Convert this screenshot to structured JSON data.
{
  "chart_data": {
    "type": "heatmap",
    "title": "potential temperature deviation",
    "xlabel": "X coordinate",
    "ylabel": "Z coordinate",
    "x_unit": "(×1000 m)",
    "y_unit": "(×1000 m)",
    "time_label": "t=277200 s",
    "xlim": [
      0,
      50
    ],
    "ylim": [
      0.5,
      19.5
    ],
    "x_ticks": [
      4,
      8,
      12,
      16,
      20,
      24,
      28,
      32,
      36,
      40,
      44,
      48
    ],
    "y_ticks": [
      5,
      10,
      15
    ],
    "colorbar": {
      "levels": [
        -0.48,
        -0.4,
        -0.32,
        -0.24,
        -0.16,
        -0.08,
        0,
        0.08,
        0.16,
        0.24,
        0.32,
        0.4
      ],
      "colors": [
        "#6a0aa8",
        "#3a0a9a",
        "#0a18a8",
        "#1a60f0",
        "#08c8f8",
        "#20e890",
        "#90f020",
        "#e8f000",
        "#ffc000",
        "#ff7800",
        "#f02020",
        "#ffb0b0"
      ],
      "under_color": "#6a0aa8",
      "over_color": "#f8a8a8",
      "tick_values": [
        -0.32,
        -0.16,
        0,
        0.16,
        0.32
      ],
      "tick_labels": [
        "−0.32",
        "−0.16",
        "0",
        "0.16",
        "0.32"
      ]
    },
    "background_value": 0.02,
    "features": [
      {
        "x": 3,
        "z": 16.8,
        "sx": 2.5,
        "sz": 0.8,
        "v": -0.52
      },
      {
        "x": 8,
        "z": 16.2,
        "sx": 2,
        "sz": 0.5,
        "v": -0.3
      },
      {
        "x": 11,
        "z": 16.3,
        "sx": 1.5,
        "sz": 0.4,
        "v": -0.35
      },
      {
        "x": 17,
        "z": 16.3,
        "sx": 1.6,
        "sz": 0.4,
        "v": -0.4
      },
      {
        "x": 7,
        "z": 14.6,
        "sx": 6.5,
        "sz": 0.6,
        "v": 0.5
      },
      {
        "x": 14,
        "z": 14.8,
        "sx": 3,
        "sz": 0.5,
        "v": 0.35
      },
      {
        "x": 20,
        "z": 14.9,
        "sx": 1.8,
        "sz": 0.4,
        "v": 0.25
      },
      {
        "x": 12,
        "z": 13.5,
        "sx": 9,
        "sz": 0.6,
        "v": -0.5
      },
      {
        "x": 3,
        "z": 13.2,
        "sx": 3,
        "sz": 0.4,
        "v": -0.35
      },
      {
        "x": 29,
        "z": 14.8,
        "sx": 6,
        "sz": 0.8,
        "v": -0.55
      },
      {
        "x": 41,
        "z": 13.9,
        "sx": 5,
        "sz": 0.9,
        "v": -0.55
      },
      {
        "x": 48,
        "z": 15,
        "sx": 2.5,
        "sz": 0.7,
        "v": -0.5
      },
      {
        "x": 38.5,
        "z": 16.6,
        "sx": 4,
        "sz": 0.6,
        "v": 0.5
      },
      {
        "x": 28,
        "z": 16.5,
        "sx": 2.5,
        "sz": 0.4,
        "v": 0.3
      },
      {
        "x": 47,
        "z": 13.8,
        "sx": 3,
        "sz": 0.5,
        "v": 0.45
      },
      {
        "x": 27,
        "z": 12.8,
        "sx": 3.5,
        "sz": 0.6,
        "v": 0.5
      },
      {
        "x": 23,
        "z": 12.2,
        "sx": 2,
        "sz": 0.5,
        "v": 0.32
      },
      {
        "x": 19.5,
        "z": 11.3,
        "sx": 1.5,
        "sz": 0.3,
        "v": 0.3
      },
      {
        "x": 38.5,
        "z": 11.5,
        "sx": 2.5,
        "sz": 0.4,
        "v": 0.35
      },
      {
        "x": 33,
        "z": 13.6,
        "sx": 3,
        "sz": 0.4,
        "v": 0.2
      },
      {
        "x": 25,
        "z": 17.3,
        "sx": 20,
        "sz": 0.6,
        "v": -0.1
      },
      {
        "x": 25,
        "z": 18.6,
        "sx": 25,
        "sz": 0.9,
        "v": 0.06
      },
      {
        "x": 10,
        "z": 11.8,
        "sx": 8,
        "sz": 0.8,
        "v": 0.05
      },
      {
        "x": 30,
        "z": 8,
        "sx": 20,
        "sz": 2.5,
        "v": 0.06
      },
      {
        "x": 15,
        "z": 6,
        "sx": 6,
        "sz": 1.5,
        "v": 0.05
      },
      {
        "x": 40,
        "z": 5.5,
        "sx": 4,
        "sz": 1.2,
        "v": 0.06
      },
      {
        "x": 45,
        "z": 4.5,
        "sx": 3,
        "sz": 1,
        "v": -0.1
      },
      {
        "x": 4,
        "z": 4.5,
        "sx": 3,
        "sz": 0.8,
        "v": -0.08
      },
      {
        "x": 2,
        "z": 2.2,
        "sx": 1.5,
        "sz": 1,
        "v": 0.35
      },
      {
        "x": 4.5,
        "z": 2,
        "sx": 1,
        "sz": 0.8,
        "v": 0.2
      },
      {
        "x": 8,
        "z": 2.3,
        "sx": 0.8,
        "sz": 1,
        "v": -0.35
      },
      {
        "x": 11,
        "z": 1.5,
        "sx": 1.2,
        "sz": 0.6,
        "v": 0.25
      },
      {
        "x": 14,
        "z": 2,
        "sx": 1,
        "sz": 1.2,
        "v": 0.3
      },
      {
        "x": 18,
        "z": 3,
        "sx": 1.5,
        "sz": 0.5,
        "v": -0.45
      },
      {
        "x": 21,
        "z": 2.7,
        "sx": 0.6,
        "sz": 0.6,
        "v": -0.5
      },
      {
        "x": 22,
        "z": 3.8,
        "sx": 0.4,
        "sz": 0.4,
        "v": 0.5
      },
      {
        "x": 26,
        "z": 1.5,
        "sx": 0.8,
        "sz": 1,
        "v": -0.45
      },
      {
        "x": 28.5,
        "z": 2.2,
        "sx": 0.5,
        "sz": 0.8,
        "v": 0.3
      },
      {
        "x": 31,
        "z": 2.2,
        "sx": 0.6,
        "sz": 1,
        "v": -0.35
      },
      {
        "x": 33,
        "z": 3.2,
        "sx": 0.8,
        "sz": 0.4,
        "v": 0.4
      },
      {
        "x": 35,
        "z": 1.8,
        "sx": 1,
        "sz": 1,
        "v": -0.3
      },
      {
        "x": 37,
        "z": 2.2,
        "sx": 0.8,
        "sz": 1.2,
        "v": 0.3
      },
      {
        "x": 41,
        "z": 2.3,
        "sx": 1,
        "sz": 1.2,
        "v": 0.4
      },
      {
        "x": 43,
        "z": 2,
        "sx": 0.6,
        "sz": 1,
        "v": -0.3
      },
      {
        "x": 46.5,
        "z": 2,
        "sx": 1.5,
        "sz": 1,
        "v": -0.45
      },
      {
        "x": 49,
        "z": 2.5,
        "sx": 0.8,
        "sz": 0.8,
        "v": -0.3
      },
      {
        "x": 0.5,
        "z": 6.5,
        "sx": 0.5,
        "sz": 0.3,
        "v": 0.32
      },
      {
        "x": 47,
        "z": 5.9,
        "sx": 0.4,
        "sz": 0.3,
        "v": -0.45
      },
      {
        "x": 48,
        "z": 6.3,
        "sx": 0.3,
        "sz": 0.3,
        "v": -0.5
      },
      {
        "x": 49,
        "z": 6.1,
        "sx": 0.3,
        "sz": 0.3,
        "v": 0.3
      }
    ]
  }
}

§ §

#### [Exercise goal]
Take the lines above and print them exactly.

#### [Correct result]
Convert this screenshot to structured JSON data.
{
  "chart_data": {
    "type": "heatmap",
    "title": "potential temperature deviation",
    "xlabel": "X coordinate",
    "ylabel": "Z coordinate",
    "x_unit": "(×1000 m)",
    "y_unit": "(×1000 m)",
    "time_label": "t=277200 s",
    "xlim": [
      0,
      50
    ],
    "ylim": [
      0.5,
      19.5
    ],
    "x_ticks": [
      4,
      8,
      12,
      16,
      20,
      24,
      28,
      32,
      36,
      40,
      44,
      48
    ],
    "y_ticks": [
      5,
      10,
      15
    ],
    "colorbar": {
      "levels": [
        -0.48,
        -0.4,
        -0.32,
        -0.24,
        -0.16,
        -0.08,
        0,
        0.08,
        0.16,
        0.24,
        0.32,
        0.4
      ],
      "colors": [
        "#6a0aa8",
        "#3a0a9a",
        "#0a18a8",
        "#1a60f0",
        "#08c8f8",
        "#20e890",
        "#90f020",
        "#e8f000",
        "#ffc000",
        "#ff7800",
        "#f02020",
        "#ffb0b0"
      ],
      "under_color": "#6a0aa8",
      "over_color": "#f8a8a8",
      "tick_values": [
        -0.32,
        -0.16,
        0,
        0.16,
        0.32
      ],
      "tick_labels": [
        "−0.32",
        "−0.16",
        "0",
        "0.16",
        "0.32"
      ]
    },
    "background_value": 0.02,
    "features": [
      {
        "x": 3,
        "z": 16.8,
        "sx": 2.5,
        "sz": 0.8,
        "v": -0.52
      },
      {
        "x": 8,
        "z": 16.2,
        "sx": 2,
        "sz": 0.5,
        "v": -0.3
      },
      {
        "x": 11,
        "z": 16.3,
        "sx": 1.5,
        "sz": 0.4,
        "v": -0.35
      },
      {
        "x": 17,
        "z": 16.3,
        "sx": 1.6,
        "sz": 0.4,
        "v": -0.4
      },
      {
        "x": 7,
        "z": 14.6,
        "sx": 6.5,
        "sz": 0.6,
        "v": 0.5
      },
      {
        "x": 14,
        "z": 14.8,
        "sx": 3,
        "sz": 0.5,
        "v": 0.35
      },
      {
        "x": 20,
        "z": 14.9,
        "sx": 1.8,
        "sz": 0.4,
        "v": 0.25
      },
      {
        "x": 12,
        "z": 13.5,
        "sx": 9,
        "sz": 0.6,
        "v": -0.5
      },
      {
        "x": 3,
        "z": 13.2,
        "sx": 3,
        "sz": 0.4,
        "v": -0.35
      },
      {
        "x": 29,
        "z": 14.8,
        "sx": 6,
        "sz": 0.8,
        "v": -0.55
      },
      {
        "x": 41,
        "z": 13.9,
        "sx": 5,
        "sz": 0.9,
        "v": -0.55
      },
      {
        "x": 48,
        "z": 15,
        "sx": 2.5,
        "sz": 0.7,
        "v": -0.5
      },
      {
        "x": 38.5,
        "z": 16.6,
        "sx": 4,
        "sz": 0.6,
        "v": 0.5
      },
      {
        "x": 28,
        "z": 16.5,
        "sx": 2.5,
        "sz": 0.4,
        "v": 0.3
      },
      {
        "x": 47,
        "z": 13.8,
        "sx": 3,
        "sz": 0.5,
        "v": 0.45
      },
      {
        "x": 27,
        "z": 12.8,
        "sx": 3.5,
        "sz": 0.6,
        "v": 0.5
      },
      {
        "x": 23,
        "z": 12.2,
        "sx": 2,
        "sz": 0.5,
        "v": 0.32
      },
      {
        "x": 19.5,
        "z": 11.3,
        "sx": 1.5,
        "sz": 0.3,
        "v": 0.3
      },
      {
        "x": 38.5,
        "z": 11.5,
        "sx": 2.5,
        "sz": 0.4,
        "v": 0.35
      },
      {
        "x": 33,
        "z": 13.6,
        "sx": 3,
        "sz": 0.4,
        "v": 0.2
      },
      {
        "x": 25,
        "z": 17.3,
        "sx": 20,
        "sz": 0.6,
        "v": -0.1
      },
      {
        "x": 25,
        "z": 18.6,
        "sx": 25,
        "sz": 0.9,
        "v": 0.06
      },
      {
        "x": 10,
        "z": 11.8,
        "sx": 8,
        "sz": 0.8,
        "v": 0.05
      },
      {
        "x": 30,
        "z": 8,
        "sx": 20,
        "sz": 2.5,
        "v": 0.06
      },
      {
        "x": 15,
        "z": 6,
        "sx": 6,
        "sz": 1.5,
        "v": 0.05
      },
      {
        "x": 40,
        "z": 5.5,
        "sx": 4,
        "sz": 1.2,
        "v": 0.06
      },
      {
        "x": 45,
        "z": 4.5,
        "sx": 3,
        "sz": 1,
        "v": -0.1
      },
      {
        "x": 4,
        "z": 4.5,
        "sx": 3,
        "sz": 0.8,
        "v": -0.08
      },
      {
        "x": 2,
        "z": 2.2,
        "sx": 1.5,
        "sz": 1,
        "v": 0.35
      },
      {
        "x": 4.5,
        "z": 2,
        "sx": 1,
        "sz": 0.8,
        "v": 0.2
      },
      {
        "x": 8,
        "z": 2.3,
        "sx": 0.8,
        "sz": 1,
        "v": -0.35
      },
      {
        "x": 11,
        "z": 1.5,
        "sx": 1.2,
        "sz": 0.6,
        "v": 0.25
      },
      {
        "x": 14,
        "z": 2,
        "sx": 1,
        "sz": 1.2,
        "v": 0.3
      },
      {
        "x": 18,
        "z": 3,
        "sx": 1.5,
        "sz": 0.5,
        "v": -0.45
      },
      {
        "x": 21,
        "z": 2.7,
        "sx": 0.6,
        "sz": 0.6,
        "v": -0.5
      },
      {
        "x": 22,
        "z": 3.8,
        "sx": 0.4,
        "sz": 0.4,
        "v": 0.5
      },
      {
        "x": 26,
        "z": 1.5,
        "sx": 0.8,
        "sz": 1,
        "v": -0.45
      },
      {
        "x": 28.5,
        "z": 2.2,
        "sx": 0.5,
        "sz": 0.8,
        "v": 0.3
      },
      {
        "x": 31,
        "z": 2.2,
        "sx": 0.6,
        "sz": 1,
        "v": -0.35
      },
      {
        "x": 33,
        "z": 3.2,
        "sx": 0.8,
        "sz": 0.4,
        "v": 0.4
      },
      {
        "x": 35,
        "z": 1.8,
        "sx": 1,
        "sz": 1,
        "v": -0.3
      },
      {
        "x": 37,
        "z": 2.2,
        "sx": 0.8,
        "sz": 1.2,
        "v": 0.3
      },
      {
        "x": 41,
        "z": 2.3,
        "sx": 1,
        "sz": 1.2,
        "v": 0.4
      },
      {
        "x": 43,
        "z": 2,
        "sx": 0.6,
        "sz": 1,
        "v": -0.3
      },
      {
        "x": 46.5,
        "z": 2,
        "sx": 1.5,
        "sz": 1,
        "v": -0.45
      },
      {
        "x": 49,
        "z": 2.5,
        "sx": 0.8,
        "sz": 0.8,
        "v": -0.3
      },
      {
        "x": 0.5,
        "z": 6.5,
        "sx": 0.5,
        "sz": 0.3,
        "v": 0.32
      },
      {
        "x": 47,
        "z": 5.9,
        "sx": 0.4,
        "sz": 0.3,
        "v": -0.45
      },
      {
        "x": 48,
        "z": 6.3,
        "sx": 0.3,
        "sz": 0.3,
        "v": -0.5
      },
      {
        "x": 49,
        "z": 6.1,
        "sx": 0.3,
        "sz": 0.3,
        "v": 0.3
      }
    ]
  }
}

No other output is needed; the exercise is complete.